Problem statement.
Work out how many lines in the data hold the word "document", and reply with that number only.

Task inputs.
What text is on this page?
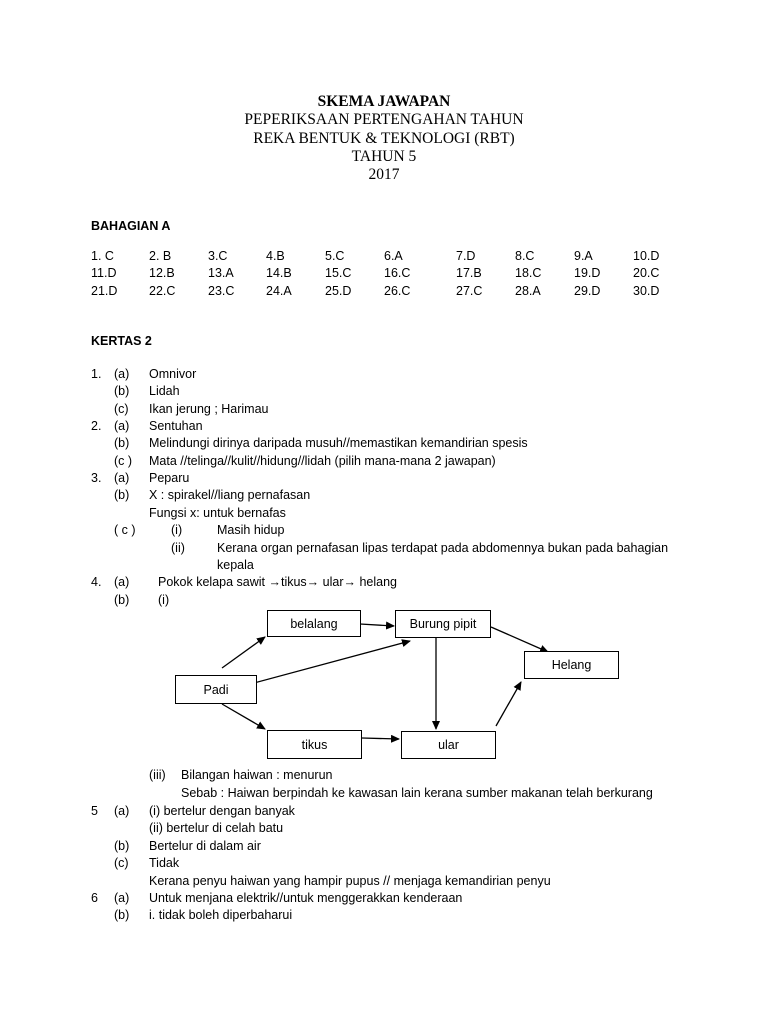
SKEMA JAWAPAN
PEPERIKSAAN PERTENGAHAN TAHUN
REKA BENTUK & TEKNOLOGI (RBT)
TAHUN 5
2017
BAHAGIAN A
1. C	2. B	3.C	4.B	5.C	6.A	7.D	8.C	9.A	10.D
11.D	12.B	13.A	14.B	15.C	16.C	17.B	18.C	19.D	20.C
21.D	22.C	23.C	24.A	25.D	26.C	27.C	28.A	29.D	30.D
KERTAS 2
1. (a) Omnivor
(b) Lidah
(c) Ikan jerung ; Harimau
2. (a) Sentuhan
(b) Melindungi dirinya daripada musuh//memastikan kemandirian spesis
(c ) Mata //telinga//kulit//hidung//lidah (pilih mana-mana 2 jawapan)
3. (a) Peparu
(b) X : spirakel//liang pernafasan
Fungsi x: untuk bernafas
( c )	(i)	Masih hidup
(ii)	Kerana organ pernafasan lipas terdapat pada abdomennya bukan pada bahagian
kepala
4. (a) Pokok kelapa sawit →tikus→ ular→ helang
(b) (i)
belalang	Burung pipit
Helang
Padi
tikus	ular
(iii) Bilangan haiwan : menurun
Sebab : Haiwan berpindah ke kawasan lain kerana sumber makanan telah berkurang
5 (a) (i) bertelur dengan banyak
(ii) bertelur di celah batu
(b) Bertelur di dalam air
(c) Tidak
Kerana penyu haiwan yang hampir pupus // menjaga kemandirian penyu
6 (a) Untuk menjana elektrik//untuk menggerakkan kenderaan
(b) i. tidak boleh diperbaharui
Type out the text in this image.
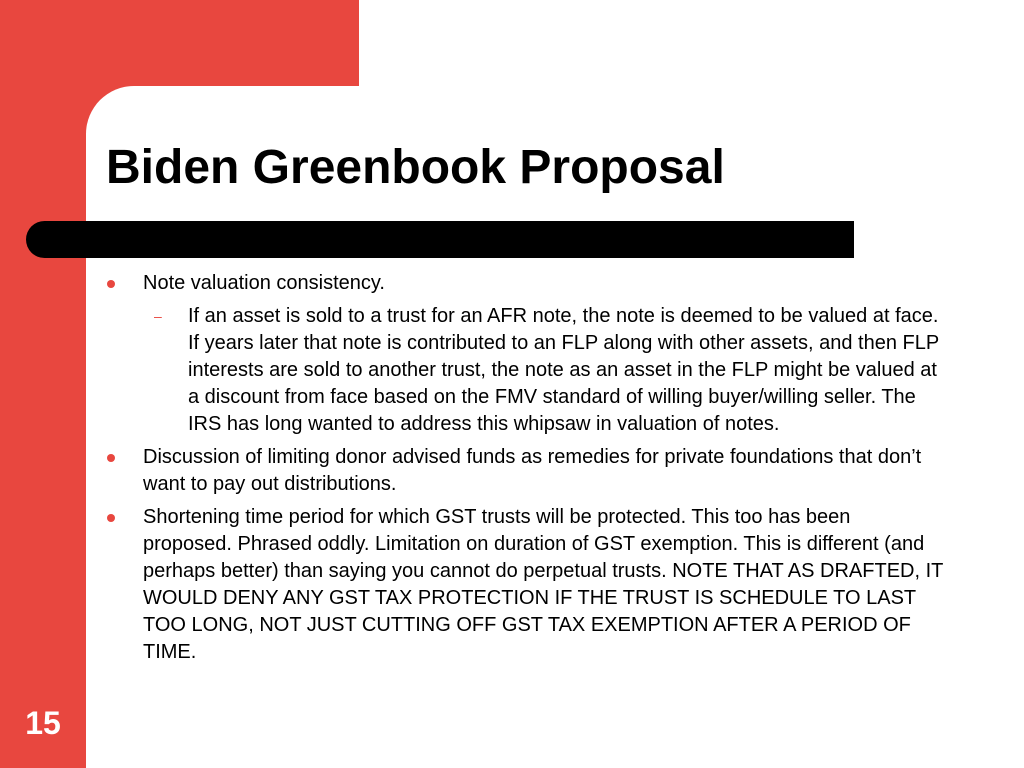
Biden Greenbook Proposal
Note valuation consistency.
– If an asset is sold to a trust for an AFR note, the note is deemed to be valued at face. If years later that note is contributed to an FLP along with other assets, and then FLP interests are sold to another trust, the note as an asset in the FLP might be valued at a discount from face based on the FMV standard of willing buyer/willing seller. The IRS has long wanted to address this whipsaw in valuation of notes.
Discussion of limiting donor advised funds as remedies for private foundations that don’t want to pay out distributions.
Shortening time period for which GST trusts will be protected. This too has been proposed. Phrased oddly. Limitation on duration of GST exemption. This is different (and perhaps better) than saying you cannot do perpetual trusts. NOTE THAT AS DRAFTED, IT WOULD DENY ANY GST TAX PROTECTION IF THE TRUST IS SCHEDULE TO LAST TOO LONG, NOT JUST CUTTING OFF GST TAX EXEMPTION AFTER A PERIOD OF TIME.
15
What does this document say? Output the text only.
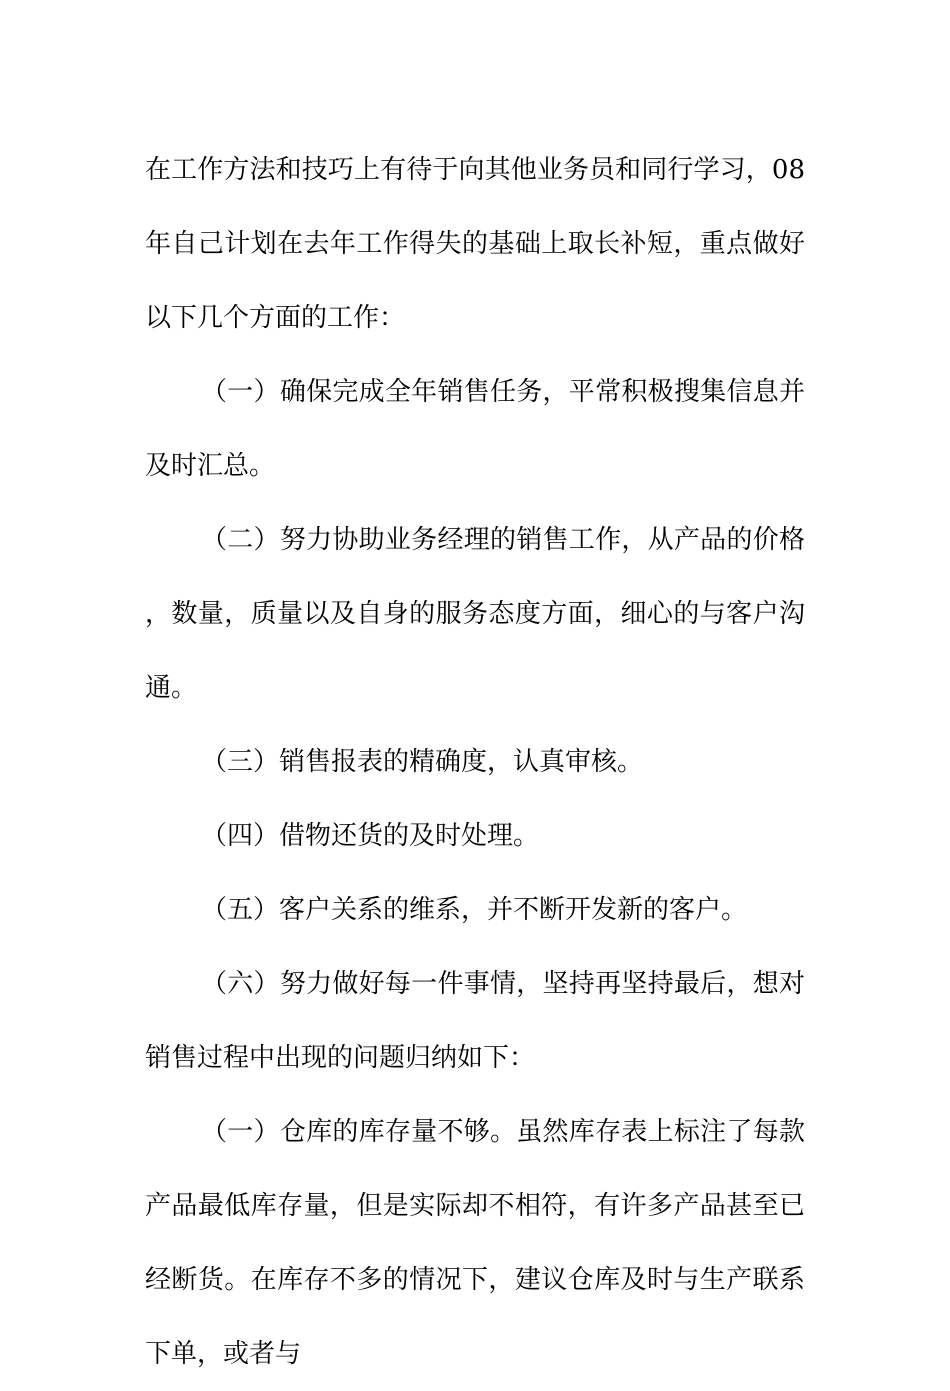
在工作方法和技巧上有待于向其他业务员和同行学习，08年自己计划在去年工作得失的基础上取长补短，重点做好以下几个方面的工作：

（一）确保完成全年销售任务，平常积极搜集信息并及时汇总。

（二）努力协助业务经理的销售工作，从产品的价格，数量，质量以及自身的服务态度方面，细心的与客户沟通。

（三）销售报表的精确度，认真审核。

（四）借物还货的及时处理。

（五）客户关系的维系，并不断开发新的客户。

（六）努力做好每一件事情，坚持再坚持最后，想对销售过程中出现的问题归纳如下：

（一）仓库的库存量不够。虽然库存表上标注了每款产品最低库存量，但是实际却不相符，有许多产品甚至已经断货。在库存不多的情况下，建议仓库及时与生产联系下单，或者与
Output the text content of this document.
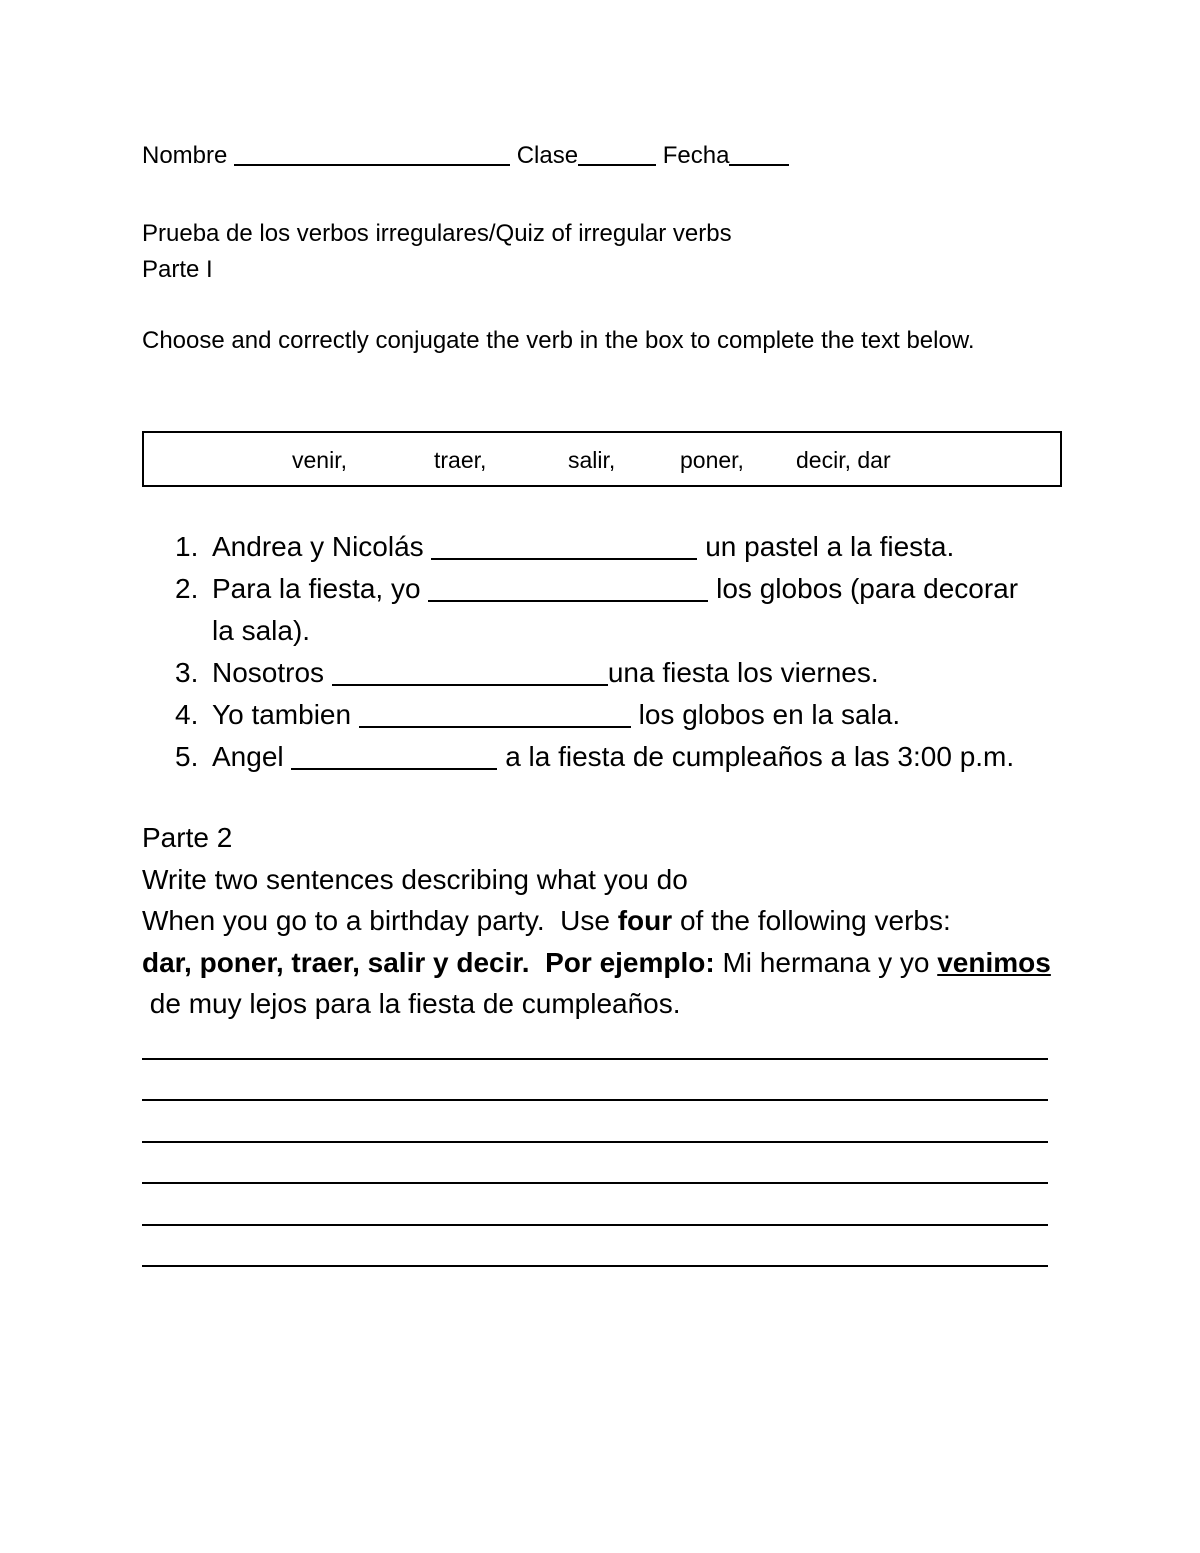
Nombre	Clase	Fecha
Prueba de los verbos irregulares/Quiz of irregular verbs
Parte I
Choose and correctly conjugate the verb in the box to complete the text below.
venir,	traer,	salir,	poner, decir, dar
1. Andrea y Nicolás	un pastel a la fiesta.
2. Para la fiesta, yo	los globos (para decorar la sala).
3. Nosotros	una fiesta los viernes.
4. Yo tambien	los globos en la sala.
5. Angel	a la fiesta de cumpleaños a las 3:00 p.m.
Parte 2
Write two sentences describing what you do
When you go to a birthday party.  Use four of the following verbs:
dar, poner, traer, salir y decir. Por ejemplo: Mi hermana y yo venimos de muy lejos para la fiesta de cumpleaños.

The output.
2